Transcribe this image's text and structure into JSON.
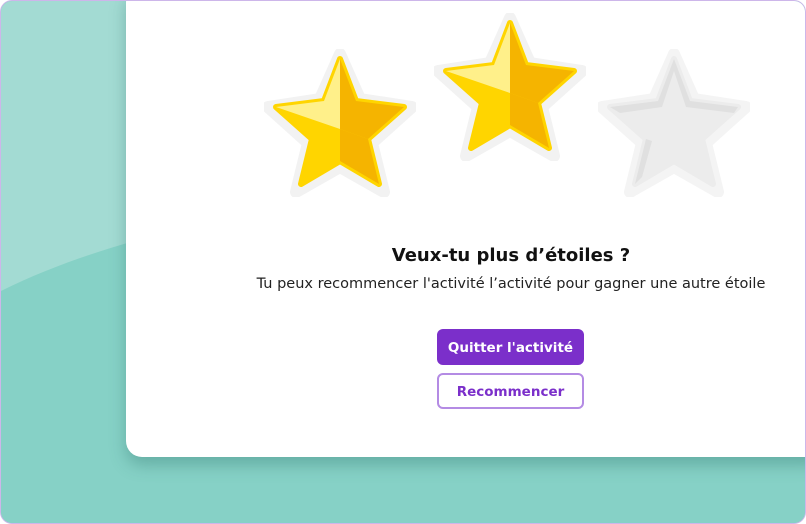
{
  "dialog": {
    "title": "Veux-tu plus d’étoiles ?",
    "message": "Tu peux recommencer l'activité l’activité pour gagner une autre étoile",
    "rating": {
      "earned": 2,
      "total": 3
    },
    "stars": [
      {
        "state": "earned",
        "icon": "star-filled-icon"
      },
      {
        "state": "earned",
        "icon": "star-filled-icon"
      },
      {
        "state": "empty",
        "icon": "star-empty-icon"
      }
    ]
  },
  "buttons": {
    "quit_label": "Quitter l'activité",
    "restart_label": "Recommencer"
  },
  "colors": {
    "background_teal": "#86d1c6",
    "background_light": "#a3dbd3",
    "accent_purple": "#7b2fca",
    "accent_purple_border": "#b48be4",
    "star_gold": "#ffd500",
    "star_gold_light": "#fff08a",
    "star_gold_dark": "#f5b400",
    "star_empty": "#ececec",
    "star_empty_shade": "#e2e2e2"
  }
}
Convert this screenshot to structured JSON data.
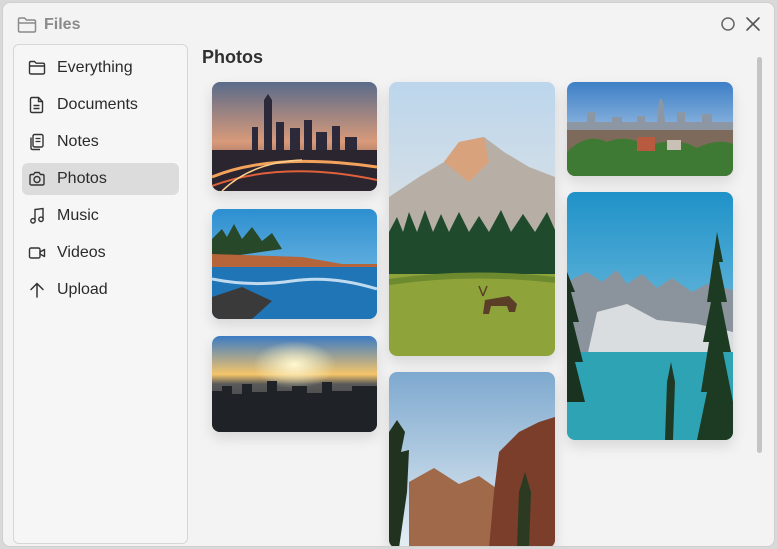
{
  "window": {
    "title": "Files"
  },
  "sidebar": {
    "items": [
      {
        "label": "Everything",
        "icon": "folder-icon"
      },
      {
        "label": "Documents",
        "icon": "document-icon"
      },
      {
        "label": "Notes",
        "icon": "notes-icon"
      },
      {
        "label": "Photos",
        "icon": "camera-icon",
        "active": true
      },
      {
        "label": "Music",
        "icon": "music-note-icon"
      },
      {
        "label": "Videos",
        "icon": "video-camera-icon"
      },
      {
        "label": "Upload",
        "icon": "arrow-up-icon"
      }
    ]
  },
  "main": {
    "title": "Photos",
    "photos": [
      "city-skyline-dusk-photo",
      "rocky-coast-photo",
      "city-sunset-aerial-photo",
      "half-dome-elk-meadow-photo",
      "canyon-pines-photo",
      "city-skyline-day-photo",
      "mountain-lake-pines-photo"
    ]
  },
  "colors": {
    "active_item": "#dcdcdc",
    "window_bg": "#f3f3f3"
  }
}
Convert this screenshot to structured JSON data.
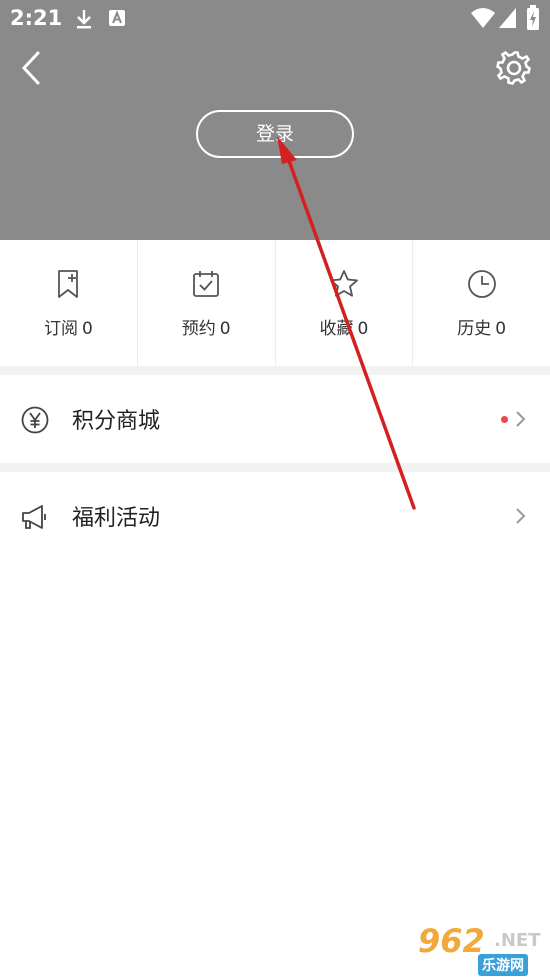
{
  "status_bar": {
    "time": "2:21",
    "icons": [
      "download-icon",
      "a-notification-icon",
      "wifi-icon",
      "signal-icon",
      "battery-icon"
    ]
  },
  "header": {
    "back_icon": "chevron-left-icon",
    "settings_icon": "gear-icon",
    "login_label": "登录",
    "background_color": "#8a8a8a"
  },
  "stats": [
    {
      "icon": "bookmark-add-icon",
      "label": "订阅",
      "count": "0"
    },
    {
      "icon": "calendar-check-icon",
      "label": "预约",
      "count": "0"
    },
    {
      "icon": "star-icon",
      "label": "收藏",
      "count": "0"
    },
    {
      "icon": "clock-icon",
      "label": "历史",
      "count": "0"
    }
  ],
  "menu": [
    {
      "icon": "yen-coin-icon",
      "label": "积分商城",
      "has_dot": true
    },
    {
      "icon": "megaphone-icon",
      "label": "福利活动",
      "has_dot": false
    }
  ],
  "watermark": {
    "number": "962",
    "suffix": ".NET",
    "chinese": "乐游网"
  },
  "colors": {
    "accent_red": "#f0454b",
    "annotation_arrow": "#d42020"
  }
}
================================
EXERCISE PROMPT:
Scan the entries above and work out how many lines include the word "pines"; the reply is that number alone.

FINAL RESULT:
2